WHAT IS BEING ASKED —
Leave out the pictures and copy the remaining records exactly.

(Collected data)
□ □ □ □ □

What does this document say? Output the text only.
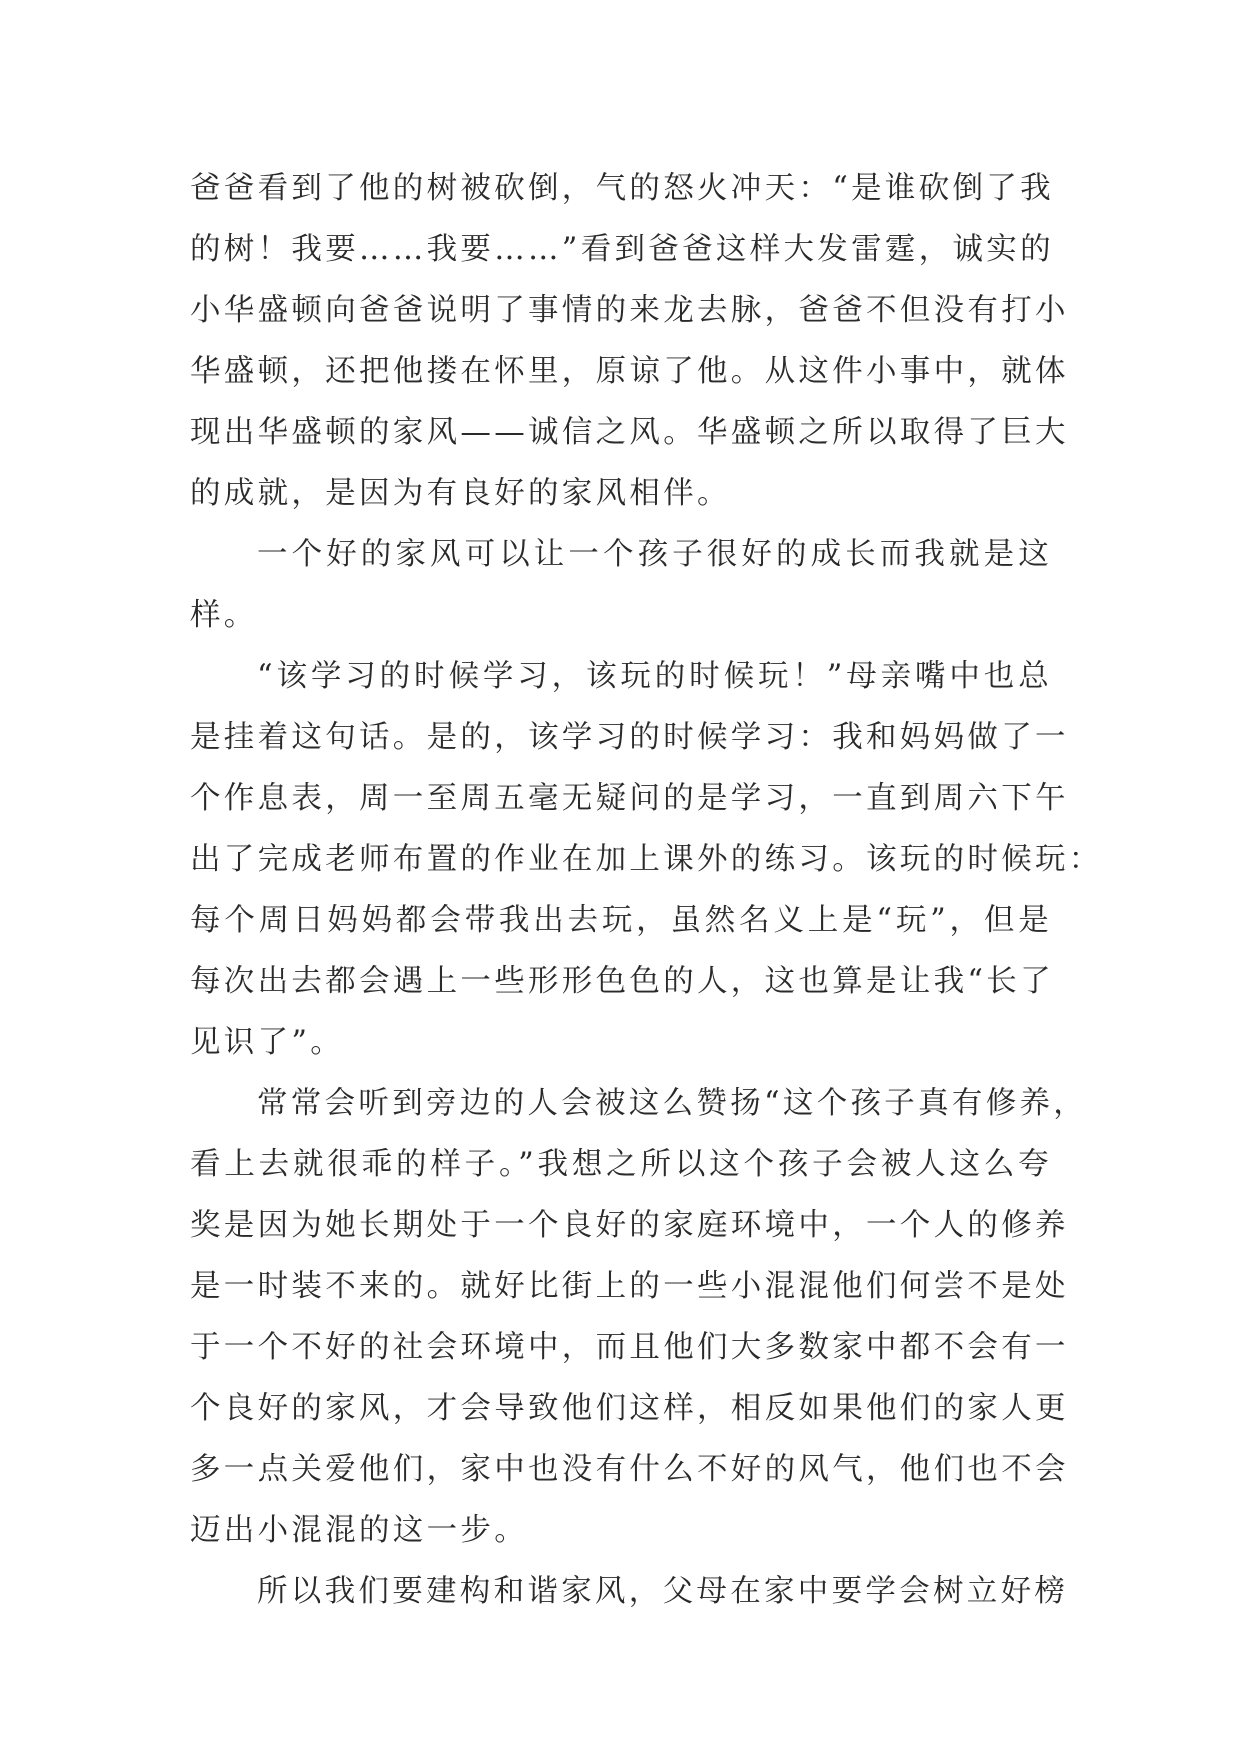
爸爸看到了他的树被砍倒，气的怒火冲天：“是谁砍倒了我
的树！我要……我要……”看到爸爸这样大发雷霆，诚实的
小华盛顿向爸爸说明了事情的来龙去脉，爸爸不但没有打小
华盛顿，还把他搂在怀里，原谅了他。从这件小事中，就体
现出华盛顿的家风——诚信之风。华盛顿之所以取得了巨大
的成就，是因为有良好的家风相伴。

一个好的家风可以让一个孩子很好的成长而我就是这
样。

“该学习的时候学习，该玩的时候玩！”母亲嘴中也总
是挂着这句话。是的，该学习的时候学习：我和妈妈做了一
个作息表，周一至周五毫无疑问的是学习，一直到周六下午
出了完成老师布置的作业在加上课外的练习。该玩的时候玩：
每个周日妈妈都会带我出去玩，虽然名义上是“玩”，但是
每次出去都会遇上一些形形色色的人，这也算是让我“长了
见识了”。

常常会听到旁边的人会被这么赞扬“这个孩子真有修养，
看上去就很乖的样子。”我想之所以这个孩子会被人这么夸
奖是因为她长期处于一个良好的家庭环境中，一个人的修养
是一时装不来的。就好比街上的一些小混混他们何尝不是处
于一个不好的社会环境中，而且他们大多数家中都不会有一
个良好的家风，才会导致他们这样，相反如果他们的家人更
多一点关爱他们，家中也没有什么不好的风气，他们也不会
迈出小混混的这一步。

所以我们要建构和谐家风，父母在家中要学会树立好榜
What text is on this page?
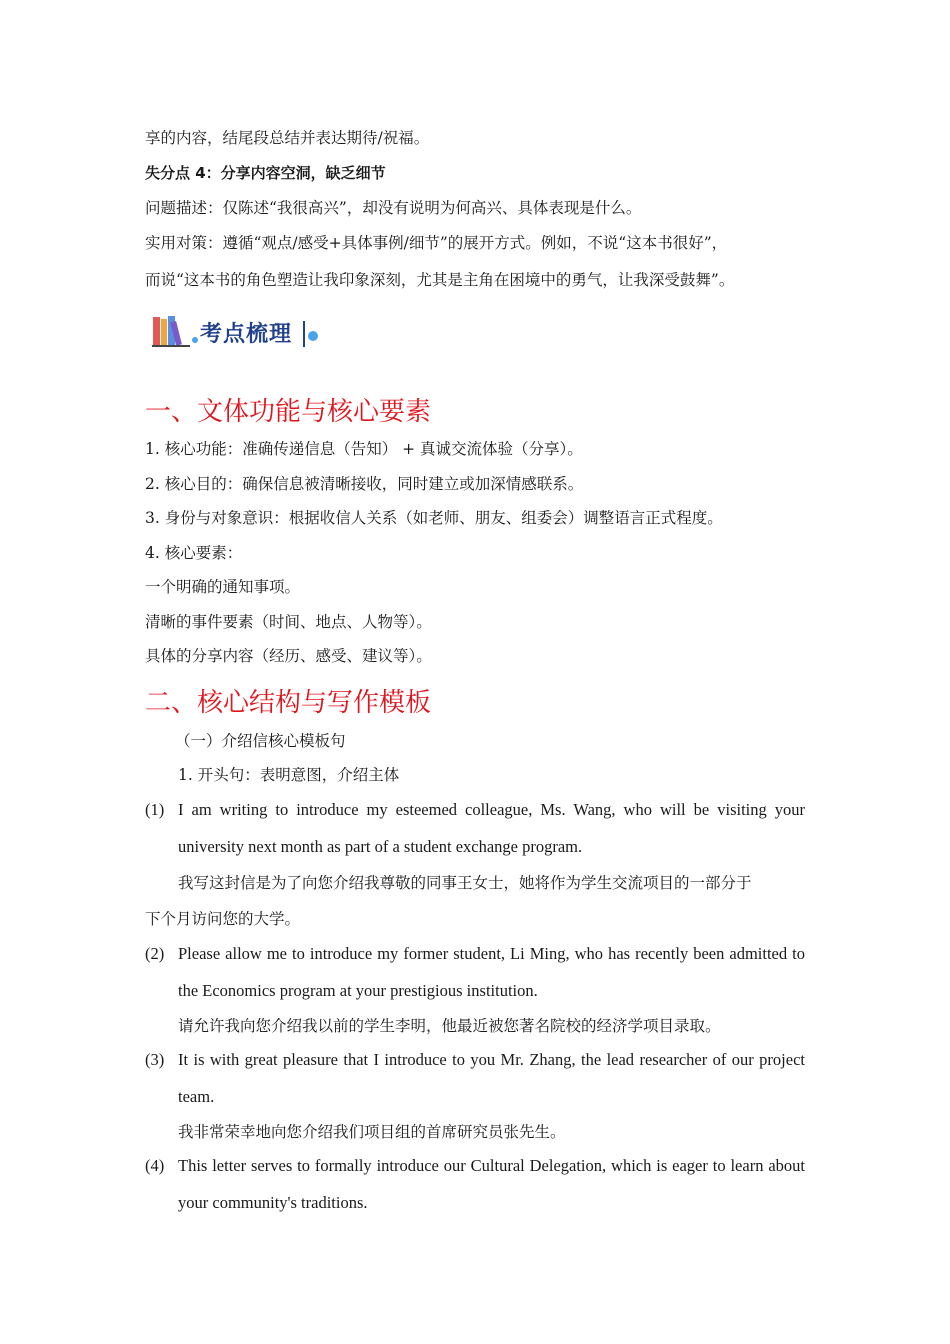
享的内容，结尾段总结并表达期待/祝福。
失分点 4：分享内容空洞，缺乏细节
问题描述：仅陈述“我很高兴”，却没有说明为何高兴、具体表现是什么。
实用对策：遵循“观点/感受+具体事例/细节”的展开方式。例如，不说“这本书很好”，
而说“这本书的角色塑造让我印象深刻，尤其是主角在困境中的勇气，让我深受鼓舞”。
考点梳理
一、文体功能与核心要素
1. 核心功能：准确传递信息（告知） + 真诚交流体验（分享）。
2. 核心目的：确保信息被清晰接收，同时建立或加深情感联系。
3. 身份与对象意识：根据收信人关系（如老师、朋友、组委会）调整语言正式程度。
4. 核心要素：
一个明确的通知事项。
清晰的事件要素（时间、地点、人物等）。
具体的分享内容（经历、感受、建议等）。
二、核心结构与写作模板
（一）介绍信核心模板句
1. 开头句：表明意图，介绍主体
(1) I am writing to introduce my esteemed colleague, Ms. Wang, who will be visiting your
university next month as part of a student exchange program.
我写这封信是为了向您介绍我尊敬的同事王女士，她将作为学生交流项目的一部分于
下个月访问您的大学。
(2) Please allow me to introduce my former student, Li Ming, who has recently been admitted to
the Economics program at your prestigious institution.
请允许我向您介绍我以前的学生李明，他最近被您著名院校的经济学项目录取。
(3) It is with great pleasure that I introduce to you Mr. Zhang, the lead researcher of our project
team.
我非常荣幸地向您介绍我们项目组的首席研究员张先生。
(4) This letter serves to formally introduce our Cultural Delegation, which is eager to learn about
your community's traditions.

□ □ □ □ □

EXERCISE RESULT —
What does this document say? Output the text only.
爸爸看到了他的树被砍倒，气的怒火冲天：“是谁砍倒了我
的树！我要……我要……”看到爸爸这样大发雷霆，诚实的
小华盛顿向爸爸说明了事情的来龙去脉，爸爸不但没有打小
华盛顿，还把他搂在怀里，原谅了他。从这件小事中，就体
现出华盛顿的家风——诚信之风。华盛顿之所以取得了巨大
的成就，是因为有良好的家风相伴。

一个好的家风可以让一个孩子很好的成长而我就是这
样。

“该学习的时候学习，该玩的时候玩！”母亲嘴中也总
是挂着这句话。是的，该学习的时候学习：我和妈妈做了一
个作息表，周一至周五毫无疑问的是学习，一直到周六下午
出了完成老师布置的作业在加上课外的练习。该玩的时候玩：
每个周日妈妈都会带我出去玩，虽然名义上是“玩”，但是
每次出去都会遇上一些形形色色的人，这也算是让我“长了
见识了”。

常常会听到旁边的人会被这么赞扬“这个孩子真有修养，
看上去就很乖的样子。”我想之所以这个孩子会被人这么夸
奖是因为她长期处于一个良好的家庭环境中，一个人的修养
是一时装不来的。就好比街上的一些小混混他们何尝不是处
于一个不好的社会环境中，而且他们大多数家中都不会有一
个良好的家风，才会导致他们这样，相反如果他们的家人更
多一点关爱他们，家中也没有什么不好的风气，他们也不会
迈出小混混的这一步。

所以我们要建构和谐家风，父母在家中要学会树立好榜
What text is on this page?
享的内容，结尾段总结并表达期待/祝福。
失分点 4：分享内容空洞，缺乏细节
问题描述：仅陈述“我很高兴”，却没有说明为何高兴、具体表现是什么。
实用对策：遵循“观点/感受+具体事例/细节”的展开方式。例如，不说“这本书很好”，
而说“这本书的角色塑造让我印象深刻，尤其是主角在困境中的勇气，让我深受鼓舞”。
考点梳理
一、文体功能与核心要素
1. 核心功能：准确传递信息（告知） + 真诚交流体验（分享）。
2. 核心目的：确保信息被清晰接收，同时建立或加深情感联系。
3. 身份与对象意识：根据收信人关系（如老师、朋友、组委会）调整语言正式程度。
4. 核心要素：
一个明确的通知事项。
清晰的事件要素（时间、地点、人物等）。
具体的分享内容（经历、感受、建议等）。
二、核心结构与写作模板
（一）介绍信核心模板句
1. 开头句：表明意图，介绍主体
(1) I am writing to introduce my esteemed colleague, Ms. Wang, who will be visiting your
university next month as part of a student exchange program.
我写这封信是为了向您介绍我尊敬的同事王女士，她将作为学生交流项目的一部分于
下个月访问您的大学。
(2) Please allow me to introduce my former student, Li Ming, who has recently been admitted to
the Economics program at your prestigious institution.
请允许我向您介绍我以前的学生李明，他最近被您著名院校的经济学项目录取。
(3) It is with great pleasure that I introduce to you Mr. Zhang, the lead researcher of our project
team.
我非常荣幸地向您介绍我们项目组的首席研究员张先生。
(4) This letter serves to formally introduce our Cultural Delegation, which is eager to learn about
your community's traditions.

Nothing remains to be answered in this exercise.